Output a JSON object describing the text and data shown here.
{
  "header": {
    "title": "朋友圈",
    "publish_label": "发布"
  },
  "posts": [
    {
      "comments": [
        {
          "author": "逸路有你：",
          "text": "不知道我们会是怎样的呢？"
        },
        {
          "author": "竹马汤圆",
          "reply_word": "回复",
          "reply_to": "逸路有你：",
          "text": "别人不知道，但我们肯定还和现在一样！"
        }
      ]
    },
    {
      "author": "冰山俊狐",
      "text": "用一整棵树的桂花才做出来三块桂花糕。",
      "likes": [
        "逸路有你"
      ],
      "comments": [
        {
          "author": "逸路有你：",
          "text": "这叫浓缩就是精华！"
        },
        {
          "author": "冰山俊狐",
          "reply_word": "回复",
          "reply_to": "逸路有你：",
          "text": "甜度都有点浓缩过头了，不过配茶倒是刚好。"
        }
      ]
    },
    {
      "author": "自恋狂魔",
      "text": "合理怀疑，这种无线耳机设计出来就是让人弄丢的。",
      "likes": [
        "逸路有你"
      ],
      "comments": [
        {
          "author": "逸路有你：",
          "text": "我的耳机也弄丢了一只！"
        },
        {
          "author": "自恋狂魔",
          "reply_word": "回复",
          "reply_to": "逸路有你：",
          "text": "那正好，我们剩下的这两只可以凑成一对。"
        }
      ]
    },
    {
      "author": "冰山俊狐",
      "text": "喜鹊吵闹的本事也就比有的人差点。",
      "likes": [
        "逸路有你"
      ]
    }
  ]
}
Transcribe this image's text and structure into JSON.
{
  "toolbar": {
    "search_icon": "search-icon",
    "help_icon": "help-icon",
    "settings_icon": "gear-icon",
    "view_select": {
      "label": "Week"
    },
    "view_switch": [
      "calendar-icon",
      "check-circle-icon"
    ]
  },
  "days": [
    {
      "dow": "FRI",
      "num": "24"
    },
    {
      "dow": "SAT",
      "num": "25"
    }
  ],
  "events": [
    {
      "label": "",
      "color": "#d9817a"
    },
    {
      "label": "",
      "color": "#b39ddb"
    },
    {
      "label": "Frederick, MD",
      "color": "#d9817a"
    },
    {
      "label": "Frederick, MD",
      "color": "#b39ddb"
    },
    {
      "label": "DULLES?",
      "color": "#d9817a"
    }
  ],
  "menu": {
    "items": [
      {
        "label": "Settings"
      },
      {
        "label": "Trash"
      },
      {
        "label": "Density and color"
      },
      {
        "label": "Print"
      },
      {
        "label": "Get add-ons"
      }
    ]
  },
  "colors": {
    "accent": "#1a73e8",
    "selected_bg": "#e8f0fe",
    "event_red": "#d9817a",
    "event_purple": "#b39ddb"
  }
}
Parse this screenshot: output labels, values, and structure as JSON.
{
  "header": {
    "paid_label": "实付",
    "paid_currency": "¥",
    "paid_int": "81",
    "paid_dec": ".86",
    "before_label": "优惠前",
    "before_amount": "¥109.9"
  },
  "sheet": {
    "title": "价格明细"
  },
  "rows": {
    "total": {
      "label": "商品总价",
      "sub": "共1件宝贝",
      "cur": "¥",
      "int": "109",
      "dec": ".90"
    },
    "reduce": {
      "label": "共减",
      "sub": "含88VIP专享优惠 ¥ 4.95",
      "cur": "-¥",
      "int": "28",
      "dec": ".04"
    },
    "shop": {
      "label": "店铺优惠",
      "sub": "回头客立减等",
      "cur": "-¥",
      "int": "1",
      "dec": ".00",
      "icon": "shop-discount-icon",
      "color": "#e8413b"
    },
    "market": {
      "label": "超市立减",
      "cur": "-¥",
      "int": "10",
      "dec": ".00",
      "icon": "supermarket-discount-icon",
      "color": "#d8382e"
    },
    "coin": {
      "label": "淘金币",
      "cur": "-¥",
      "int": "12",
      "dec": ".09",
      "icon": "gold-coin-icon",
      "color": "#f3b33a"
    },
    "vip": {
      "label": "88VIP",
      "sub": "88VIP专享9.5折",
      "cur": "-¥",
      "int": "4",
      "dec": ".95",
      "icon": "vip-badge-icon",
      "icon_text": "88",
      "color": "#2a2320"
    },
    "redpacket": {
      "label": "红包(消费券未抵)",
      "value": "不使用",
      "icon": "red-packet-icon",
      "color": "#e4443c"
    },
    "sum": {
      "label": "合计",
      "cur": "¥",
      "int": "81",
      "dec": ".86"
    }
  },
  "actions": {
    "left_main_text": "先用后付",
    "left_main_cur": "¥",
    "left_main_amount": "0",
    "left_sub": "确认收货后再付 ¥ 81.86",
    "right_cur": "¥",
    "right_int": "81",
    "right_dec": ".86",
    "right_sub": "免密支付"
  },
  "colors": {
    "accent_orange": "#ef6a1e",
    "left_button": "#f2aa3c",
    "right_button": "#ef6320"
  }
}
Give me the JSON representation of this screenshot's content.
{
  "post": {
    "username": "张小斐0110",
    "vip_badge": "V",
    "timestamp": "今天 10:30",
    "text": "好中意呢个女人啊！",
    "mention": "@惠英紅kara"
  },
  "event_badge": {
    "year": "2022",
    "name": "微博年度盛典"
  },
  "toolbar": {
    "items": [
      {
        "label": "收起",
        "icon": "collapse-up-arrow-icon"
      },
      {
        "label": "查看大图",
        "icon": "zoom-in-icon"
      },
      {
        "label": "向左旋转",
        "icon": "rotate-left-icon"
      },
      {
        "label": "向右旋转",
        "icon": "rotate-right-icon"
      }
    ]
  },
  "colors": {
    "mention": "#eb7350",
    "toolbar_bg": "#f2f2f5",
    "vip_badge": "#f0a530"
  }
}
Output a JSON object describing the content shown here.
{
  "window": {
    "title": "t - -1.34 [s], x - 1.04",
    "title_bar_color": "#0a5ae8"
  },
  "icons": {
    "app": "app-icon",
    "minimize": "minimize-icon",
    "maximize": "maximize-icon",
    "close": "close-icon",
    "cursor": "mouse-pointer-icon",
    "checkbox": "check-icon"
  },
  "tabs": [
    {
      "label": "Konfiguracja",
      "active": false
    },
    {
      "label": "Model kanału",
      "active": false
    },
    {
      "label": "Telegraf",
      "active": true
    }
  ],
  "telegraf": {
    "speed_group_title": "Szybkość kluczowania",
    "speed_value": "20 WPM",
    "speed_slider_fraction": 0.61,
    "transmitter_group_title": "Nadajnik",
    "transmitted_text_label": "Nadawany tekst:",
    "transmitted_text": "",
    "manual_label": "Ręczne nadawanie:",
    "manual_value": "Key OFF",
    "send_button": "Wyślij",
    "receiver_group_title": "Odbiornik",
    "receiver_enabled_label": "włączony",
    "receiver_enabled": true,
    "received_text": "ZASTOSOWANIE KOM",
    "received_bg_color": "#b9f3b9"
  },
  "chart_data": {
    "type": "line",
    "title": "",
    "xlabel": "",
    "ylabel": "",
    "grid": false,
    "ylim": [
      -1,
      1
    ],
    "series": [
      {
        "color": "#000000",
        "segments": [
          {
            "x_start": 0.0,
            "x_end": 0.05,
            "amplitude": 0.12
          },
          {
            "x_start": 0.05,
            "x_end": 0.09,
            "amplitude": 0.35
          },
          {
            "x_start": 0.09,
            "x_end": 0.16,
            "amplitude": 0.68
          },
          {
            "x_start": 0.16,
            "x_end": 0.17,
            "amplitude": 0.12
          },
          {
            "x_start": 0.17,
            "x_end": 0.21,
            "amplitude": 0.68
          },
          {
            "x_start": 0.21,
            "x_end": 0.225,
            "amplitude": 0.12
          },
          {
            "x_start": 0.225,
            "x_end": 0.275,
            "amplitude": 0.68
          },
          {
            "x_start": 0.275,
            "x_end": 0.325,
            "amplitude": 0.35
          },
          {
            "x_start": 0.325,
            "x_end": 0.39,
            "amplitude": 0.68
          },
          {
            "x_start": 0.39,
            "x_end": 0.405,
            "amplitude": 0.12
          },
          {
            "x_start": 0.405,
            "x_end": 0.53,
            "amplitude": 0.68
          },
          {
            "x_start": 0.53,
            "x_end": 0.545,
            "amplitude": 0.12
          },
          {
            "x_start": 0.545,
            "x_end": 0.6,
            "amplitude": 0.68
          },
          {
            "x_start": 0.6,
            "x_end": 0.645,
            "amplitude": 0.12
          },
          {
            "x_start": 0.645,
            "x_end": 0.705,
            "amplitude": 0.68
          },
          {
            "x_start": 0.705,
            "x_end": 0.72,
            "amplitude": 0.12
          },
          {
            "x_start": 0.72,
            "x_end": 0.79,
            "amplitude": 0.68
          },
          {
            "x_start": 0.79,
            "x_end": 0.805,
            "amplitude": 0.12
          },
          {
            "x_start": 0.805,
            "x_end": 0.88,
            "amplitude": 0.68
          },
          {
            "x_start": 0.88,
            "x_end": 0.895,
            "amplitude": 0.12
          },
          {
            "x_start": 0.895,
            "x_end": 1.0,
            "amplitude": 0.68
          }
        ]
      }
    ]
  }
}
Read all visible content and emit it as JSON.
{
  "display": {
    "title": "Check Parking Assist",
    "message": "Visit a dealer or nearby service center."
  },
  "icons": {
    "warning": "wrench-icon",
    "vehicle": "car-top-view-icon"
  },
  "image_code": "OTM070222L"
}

Task objective: Show each line of the listing that holds the string "here".

Finished exercise:
Output a JSON object describing the text and data shown here.
Output a JSON object describing the content shown here.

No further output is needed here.